--- TASK DESCRIPTION ---
Copy, from the entries below, each line in which the string "liberal" appears.

--- DATASET EXCERPTS ---
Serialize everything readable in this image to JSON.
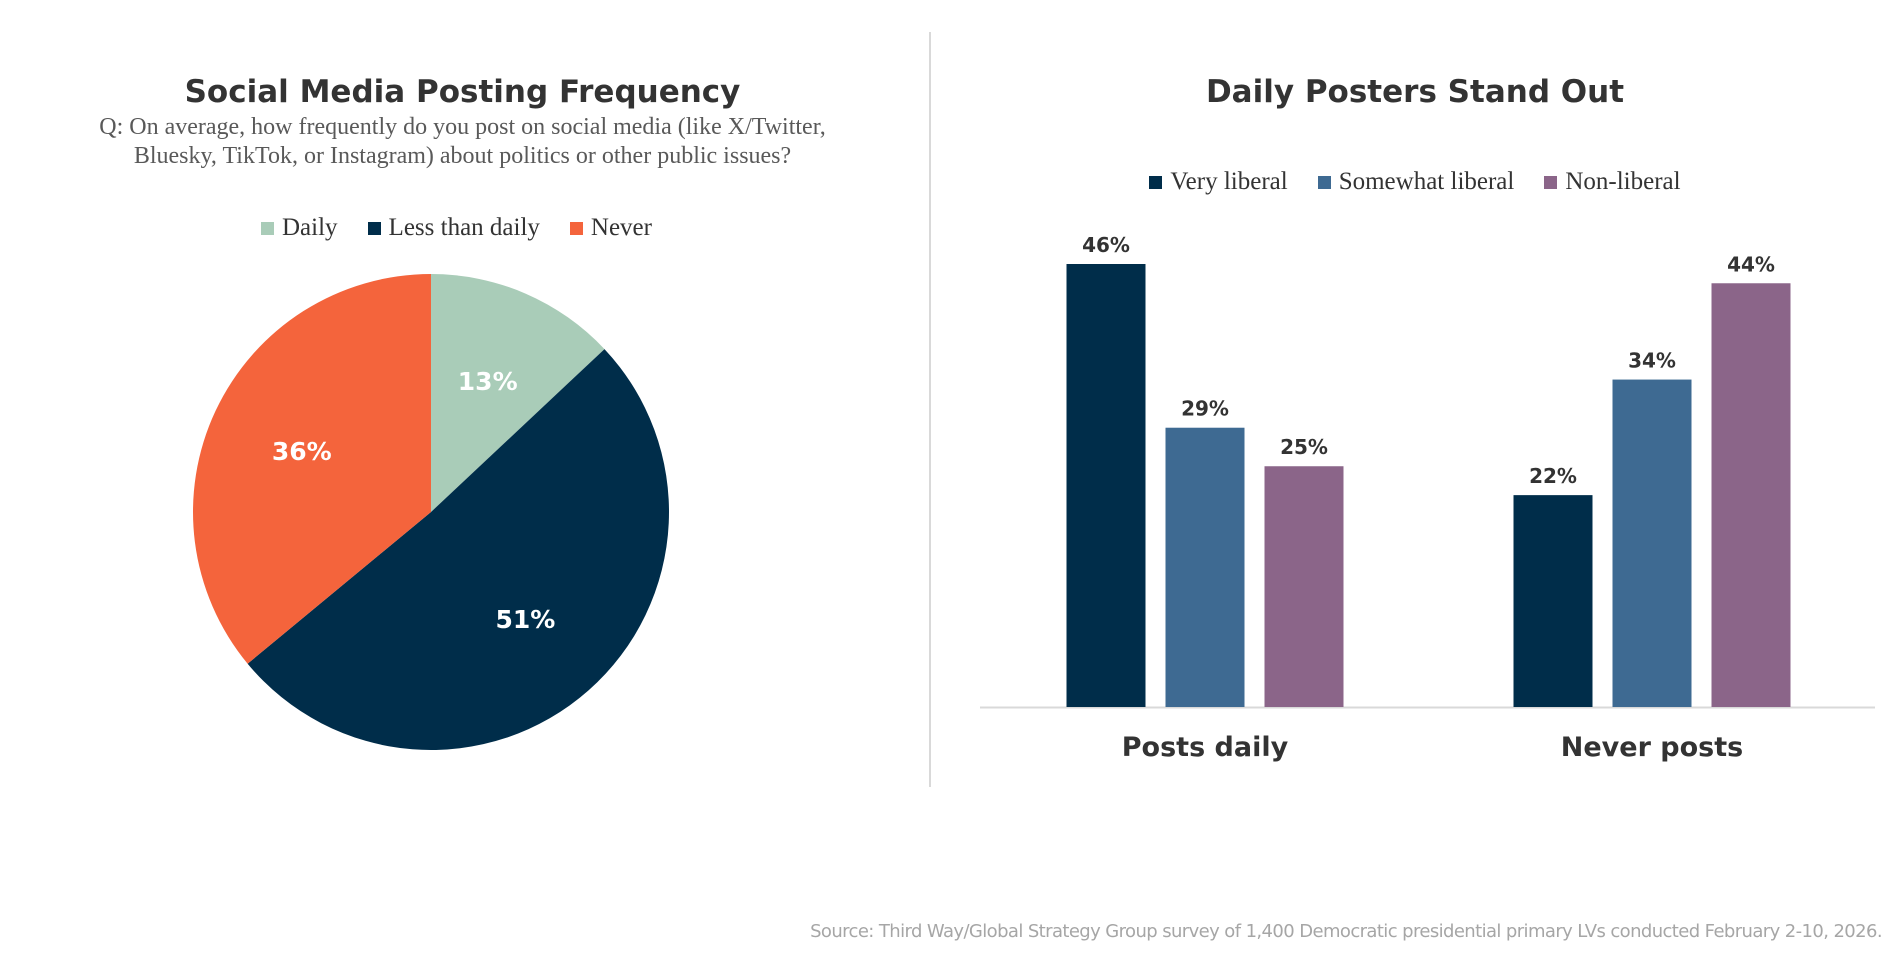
{
  "source_note": "Source: Third Way/Global Strategy Group survey of 1,400 Democratic presidential primary LVs conducted February 2-10, 2026.",
  "chart_data": [
    {
      "type": "pie",
      "title": "Social Media Posting Frequency",
      "subtitle_lines": [
        "Q: On average, how frequently do you post on social media (like X/Twitter,",
        "Bluesky, TikTok, or Instagram) about politics or other public issues?"
      ],
      "legend": [
        {
          "label": "Daily",
          "color": "#A9CCB8"
        },
        {
          "label": "Less than daily",
          "color": "#002D4A"
        },
        {
          "label": "Never",
          "color": "#F4643C"
        }
      ],
      "legend_position": "top",
      "slices": [
        {
          "label": "Daily",
          "value": 13,
          "display": "13%",
          "color": "#A9CCB8"
        },
        {
          "label": "Less than daily",
          "value": 51,
          "display": "51%",
          "color": "#002D4A"
        },
        {
          "label": "Never",
          "value": 36,
          "display": "36%",
          "color": "#F4643C"
        }
      ]
    },
    {
      "type": "bar",
      "title": "Daily Posters Stand Out",
      "categories": [
        "Posts daily",
        "Never posts"
      ],
      "series": [
        {
          "name": "Very liberal",
          "color": "#002D4A",
          "values": [
            46,
            22
          ],
          "labels": [
            "46%",
            "22%"
          ]
        },
        {
          "name": "Somewhat liberal",
          "color": "#3E6A92",
          "values": [
            29,
            34
          ],
          "labels": [
            "29%",
            "34%"
          ]
        },
        {
          "name": "Non-liberal",
          "color": "#8B6589",
          "values": [
            25,
            44
          ],
          "labels": [
            "25%",
            "44%"
          ]
        }
      ],
      "legend_position": "top",
      "ylim": [
        0,
        46
      ],
      "grid": false
    }
  ]
}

--- EXERCISE RESPONSE ---
          "name": "Very liberal",
          "name": "Somewhat liberal",
          "name": "Non-liberal",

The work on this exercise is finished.